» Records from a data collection
[Start]

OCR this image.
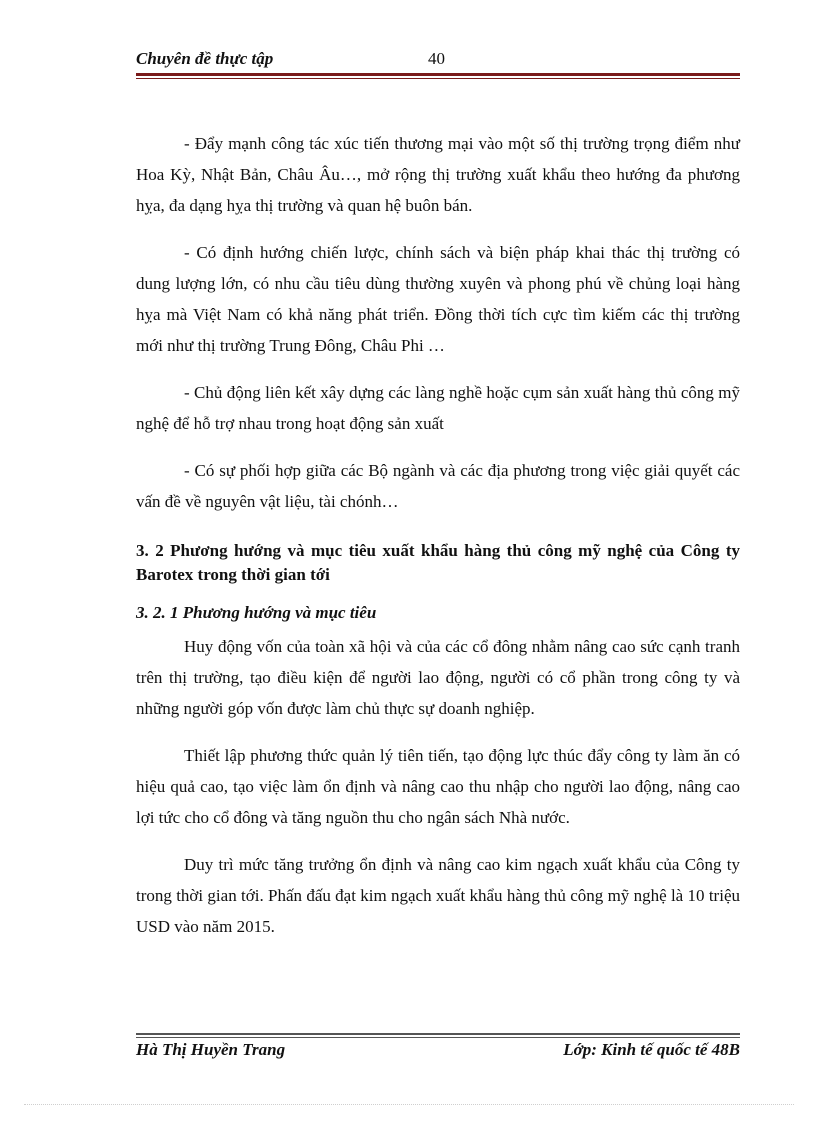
Chuyên đề thực tập	40

- Đẩy mạnh công tác xúc tiến thương mại vào một số thị trường trọng điểm như Hoa Kỳ, Nhật Bản, Châu Âu…, mở rộng thị trường xuất khẩu theo hướng đa phương hỵa, đa dạng hỵa thị trường và quan hệ buôn bán.

- Có định hướng chiến lược, chính sách và biện pháp khai thác thị trường có dung lượng lớn, có nhu cầu tiêu dùng thường xuyên và phong phú về chủng loại hàng hỵa mà Việt Nam có khả năng phát triển. Đồng thời tích cực tìm kiếm các thị trường mới như thị trường Trung Đông, Châu Phi …

- Chủ động liên kết xây dựng các làng nghề hoặc cụm sản xuất hàng thủ công mỹ nghệ để hỗ trợ nhau trong hoạt động sản xuất

- Có sự phối hợp giữa các Bộ ngành và các địa phương trong việc giải quyết các vấn đề về nguyên vật liệu, tài chónh…

3. 2 Phương hướng và mục tiêu xuất khẩu hàng thủ công mỹ nghệ của Công ty Barotex trong thời gian tới
3. 2. 1 Phương hướng và mục tiêu

Huy động vốn của toàn xã hội và của các cổ đông nhằm nâng cao sức cạnh tranh trên thị trường, tạo điều kiện để người lao động, người có cổ phần trong công ty và những người góp vốn được làm chủ thực sự doanh nghiệp.

Thiết lập phương thức quản lý tiên tiến, tạo động lực thúc đẩy công ty làm ăn có hiệu quả cao, tạo việc làm ổn định và nâng cao thu nhập cho người lao động, nâng cao lợi tức cho cổ đông và tăng nguồn thu cho ngân sách Nhà nước.

Duy trì mức tăng trưởng ổn định và nâng cao kim ngạch xuất khẩu của Công ty trong thời gian tới. Phấn đấu đạt kim ngạch xuất khẩu hàng thủ công mỹ nghệ là 10 triệu USD vào năm 2015.

Hà Thị Huyền Trang	Lớp: Kinh tế quốc tế 48B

[End]

» Exercise objective
Pictures stay out; reproduce every line of the records exactly.

» Written response
OCR this image.
Chuyên đề thực tập	40

- Đẩy mạnh công tác xúc tiến thương mại vào một số thị trường trọng điểm như Hoa Kỳ, Nhật Bản, Châu Âu…, mở rộng thị trường xuất khẩu theo hướng đa phương hỵa, đa dạng hỵa thị trường và quan hệ buôn bán.

- Có định hướng chiến lược, chính sách và biện pháp khai thác thị trường có dung lượng lớn, có nhu cầu tiêu dùng thường xuyên và phong phú về chủng loại hàng hỵa mà Việt Nam có khả năng phát triển. Đồng thời tích cực tìm kiếm các thị trường mới như thị trường Trung Đông, Châu Phi …

- Chủ động liên kết xây dựng các làng nghề hoặc cụm sản xuất hàng thủ công mỹ nghệ để hỗ trợ nhau trong hoạt động sản xuất

- Có sự phối hợp giữa các Bộ ngành và các địa phương trong việc giải quyết các vấn đề về nguyên vật liệu, tài chónh…

3. 2 Phương hướng và mục tiêu xuất khẩu hàng thủ công mỹ nghệ của Công ty Barotex trong thời gian tới
3. 2. 1 Phương hướng và mục tiêu

Huy động vốn của toàn xã hội và của các cổ đông nhằm nâng cao sức cạnh tranh trên thị trường, tạo điều kiện để người lao động, người có cổ phần trong công ty và những người góp vốn được làm chủ thực sự doanh nghiệp.

Thiết lập phương thức quản lý tiên tiến, tạo động lực thúc đẩy công ty làm ăn có hiệu quả cao, tạo việc làm ổn định và nâng cao thu nhập cho người lao động, nâng cao lợi tức cho cổ đông và tăng nguồn thu cho ngân sách Nhà nước.

Duy trì mức tăng trưởng ổn định và nâng cao kim ngạch xuất khẩu của Công ty trong thời gian tới. Phấn đấu đạt kim ngạch xuất khẩu hàng thủ công mỹ nghệ là 10 triệu USD vào năm 2015.

Hà Thị Huyền Trang	Lớp: Kinh tế quốc tế 48B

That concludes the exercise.